Dataset excerpts
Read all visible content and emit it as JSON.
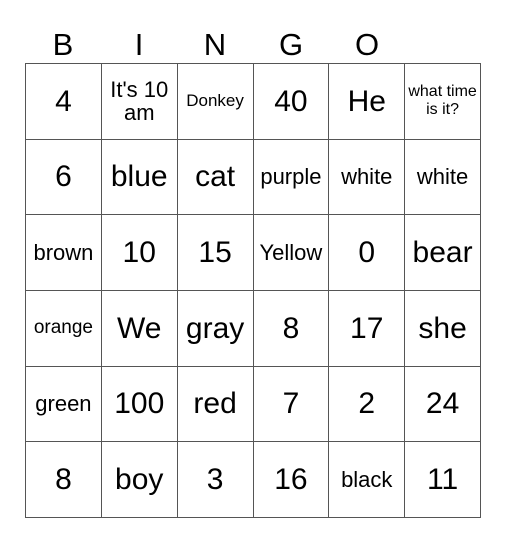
{
  "header": [
    "B",
    "I",
    "N",
    "G",
    "O"
  ],
  "cells": [
    [
      "4",
      "It's 10 am",
      "Donkey",
      "40",
      "He",
      "what time is it?"
    ],
    [
      "6",
      "blue",
      "cat",
      "purple",
      "white",
      "white"
    ],
    [
      "brown",
      "10",
      "15",
      "Yellow",
      "0",
      "bear"
    ],
    [
      "orange",
      "We",
      "gray",
      "8",
      "17",
      "she"
    ],
    [
      "green",
      "100",
      "red",
      "7",
      "2",
      "24"
    ],
    [
      "8",
      "boy",
      "3",
      "16",
      "black",
      "11"
    ]
  ]
}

GOAL → Repeat the records word for word. Any picture in them should be left out.

SOLUTION TO THIS EXERCISE →
Read all visible content and emit it as JSON.
{
  "header": [
    "B",
    "I",
    "N",
    "G",
    "O"
  ],
  "cells": [
    [
      "4",
      "It's 10 am",
      "Donkey",
      "40",
      "He",
      "what time is it?"
    ],
    [
      "6",
      "blue",
      "cat",
      "purple",
      "white",
      "white"
    ],
    [
      "brown",
      "10",
      "15",
      "Yellow",
      "0",
      "bear"
    ],
    [
      "orange",
      "We",
      "gray",
      "8",
      "17",
      "she"
    ],
    [
      "green",
      "100",
      "red",
      "7",
      "2",
      "24"
    ],
    [
      "8",
      "boy",
      "3",
      "16",
      "black",
      "11"
    ]
  ]
}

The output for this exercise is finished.